(Exercise instructions): Please copy down every one of the rows below word for word, leaving the pictures out.

(Exercise inputs):

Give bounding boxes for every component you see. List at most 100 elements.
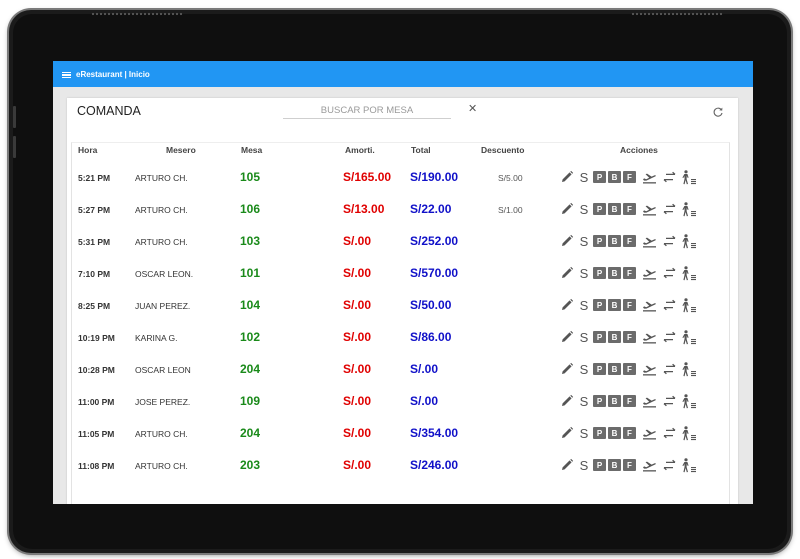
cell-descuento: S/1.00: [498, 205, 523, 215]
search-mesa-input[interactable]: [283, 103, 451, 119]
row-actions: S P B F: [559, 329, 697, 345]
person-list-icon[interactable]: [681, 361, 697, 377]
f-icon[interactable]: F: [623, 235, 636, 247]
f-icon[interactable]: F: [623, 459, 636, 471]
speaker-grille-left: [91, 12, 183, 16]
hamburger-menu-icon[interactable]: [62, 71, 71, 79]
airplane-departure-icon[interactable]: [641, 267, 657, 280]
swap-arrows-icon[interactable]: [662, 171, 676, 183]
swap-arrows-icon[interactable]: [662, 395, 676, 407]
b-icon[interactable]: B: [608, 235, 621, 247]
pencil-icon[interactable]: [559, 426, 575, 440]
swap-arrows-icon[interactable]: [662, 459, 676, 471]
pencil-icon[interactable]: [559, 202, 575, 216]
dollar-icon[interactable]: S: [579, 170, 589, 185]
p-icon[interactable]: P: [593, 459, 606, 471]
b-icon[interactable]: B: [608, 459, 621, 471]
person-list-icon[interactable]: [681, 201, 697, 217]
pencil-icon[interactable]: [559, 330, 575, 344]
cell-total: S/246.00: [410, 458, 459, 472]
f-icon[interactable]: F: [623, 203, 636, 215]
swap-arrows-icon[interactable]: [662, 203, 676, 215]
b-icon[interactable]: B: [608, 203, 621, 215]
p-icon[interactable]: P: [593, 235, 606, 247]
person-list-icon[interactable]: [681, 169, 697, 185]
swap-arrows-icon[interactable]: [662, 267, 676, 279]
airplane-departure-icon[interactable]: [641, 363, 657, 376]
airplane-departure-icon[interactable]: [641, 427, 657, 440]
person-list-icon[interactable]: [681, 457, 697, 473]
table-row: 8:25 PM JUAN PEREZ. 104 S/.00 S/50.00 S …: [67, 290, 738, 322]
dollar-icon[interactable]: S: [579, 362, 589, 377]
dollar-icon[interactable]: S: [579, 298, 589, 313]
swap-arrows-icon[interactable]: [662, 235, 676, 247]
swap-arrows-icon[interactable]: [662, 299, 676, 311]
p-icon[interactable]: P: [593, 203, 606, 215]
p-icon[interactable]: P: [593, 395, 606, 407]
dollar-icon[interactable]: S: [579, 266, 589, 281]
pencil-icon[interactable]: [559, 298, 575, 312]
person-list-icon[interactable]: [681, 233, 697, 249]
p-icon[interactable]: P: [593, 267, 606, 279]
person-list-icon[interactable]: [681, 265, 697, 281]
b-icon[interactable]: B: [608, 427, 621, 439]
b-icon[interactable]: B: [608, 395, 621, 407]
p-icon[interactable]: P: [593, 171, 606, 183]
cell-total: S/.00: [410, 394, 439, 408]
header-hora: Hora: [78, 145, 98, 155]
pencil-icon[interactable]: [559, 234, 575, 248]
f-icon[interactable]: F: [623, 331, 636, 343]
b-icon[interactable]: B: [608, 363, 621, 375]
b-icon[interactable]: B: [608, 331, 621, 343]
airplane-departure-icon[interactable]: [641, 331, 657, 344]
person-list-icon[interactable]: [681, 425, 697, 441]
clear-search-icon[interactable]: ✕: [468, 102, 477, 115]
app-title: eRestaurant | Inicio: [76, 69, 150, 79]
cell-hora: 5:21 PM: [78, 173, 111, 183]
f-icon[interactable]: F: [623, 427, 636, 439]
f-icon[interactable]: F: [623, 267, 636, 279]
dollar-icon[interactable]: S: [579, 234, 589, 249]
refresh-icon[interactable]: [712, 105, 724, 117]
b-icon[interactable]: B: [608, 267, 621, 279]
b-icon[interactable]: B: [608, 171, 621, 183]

(Solution to this task):
Give bounding boxes for every component you see. List at most 100 elements.
cell-descuento: S/1.00: [498, 205, 523, 215]
search-mesa-input[interactable]: [283, 103, 451, 119]
row-actions: S P B F: [559, 329, 697, 345]
person-list-icon[interactable]: [681, 361, 697, 377]
f-icon[interactable]: F: [623, 235, 636, 247]
f-icon[interactable]: F: [623, 459, 636, 471]
speaker-grille-left: [91, 12, 183, 16]
hamburger-menu-icon[interactable]: [62, 71, 71, 79]
airplane-departure-icon[interactable]: [641, 267, 657, 280]
swap-arrows-icon[interactable]: [662, 171, 676, 183]
swap-arrows-icon[interactable]: [662, 395, 676, 407]
b-icon[interactable]: B: [608, 235, 621, 247]
pencil-icon[interactable]: [559, 426, 575, 440]
swap-arrows-icon[interactable]: [662, 459, 676, 471]
pencil-icon[interactable]: [559, 202, 575, 216]
dollar-icon[interactable]: S: [579, 170, 589, 185]
p-icon[interactable]: P: [593, 459, 606, 471]
b-icon[interactable]: B: [608, 459, 621, 471]
person-list-icon[interactable]: [681, 201, 697, 217]
pencil-icon[interactable]: [559, 330, 575, 344]
cell-total: S/246.00: [410, 458, 459, 472]
f-icon[interactable]: F: [623, 203, 636, 215]
swap-arrows-icon[interactable]: [662, 203, 676, 215]
b-icon[interactable]: B: [608, 203, 621, 215]
p-icon[interactable]: P: [593, 235, 606, 247]
person-list-icon[interactable]: [681, 169, 697, 185]
swap-arrows-icon[interactable]: [662, 267, 676, 279]
airplane-departure-icon[interactable]: [641, 363, 657, 376]
airplane-departure-icon[interactable]: [641, 427, 657, 440]
person-list-icon[interactable]: [681, 457, 697, 473]
table-row: 8:25 PM JUAN PEREZ. 104 S/.00 S/50.00 S …: [67, 290, 738, 322]
dollar-icon[interactable]: S: [579, 362, 589, 377]
dollar-icon[interactable]: S: [579, 298, 589, 313]
swap-arrows-icon[interactable]: [662, 235, 676, 247]
swap-arrows-icon[interactable]: [662, 299, 676, 311]
p-icon[interactable]: P: [593, 203, 606, 215]
p-icon[interactable]: P: [593, 395, 606, 407]
dollar-icon[interactable]: S: [579, 266, 589, 281]
pencil-icon[interactable]: [559, 298, 575, 312]
person-list-icon[interactable]: [681, 233, 697, 249]
p-icon[interactable]: P: [593, 267, 606, 279]
person-list-icon[interactable]: [681, 265, 697, 281]
b-icon[interactable]: B: [608, 427, 621, 439]
b-icon[interactable]: B: [608, 395, 621, 407]
p-icon[interactable]: P: [593, 171, 606, 183]
cell-total: S/.00: [410, 394, 439, 408]
header-hora: Hora: [78, 145, 98, 155]
pencil-icon[interactable]: [559, 234, 575, 248]
f-icon[interactable]: F: [623, 331, 636, 343]
b-icon[interactable]: B: [608, 363, 621, 375]
b-icon[interactable]: B: [608, 331, 621, 343]
airplane-departure-icon[interactable]: [641, 331, 657, 344]
person-list-icon[interactable]: [681, 425, 697, 441]
clear-search-icon[interactable]: ✕: [468, 102, 477, 115]
app-title: eRestaurant | Inicio: [76, 69, 150, 79]
cell-hora: 5:21 PM: [78, 173, 111, 183]
f-icon[interactable]: F: [623, 427, 636, 439]
f-icon[interactable]: F: [623, 267, 636, 279]
dollar-icon[interactable]: S: [579, 234, 589, 249]
refresh-icon[interactable]: [712, 105, 724, 117]
b-icon[interactable]: B: [608, 267, 621, 279]
b-icon[interactable]: B: [608, 171, 621, 183]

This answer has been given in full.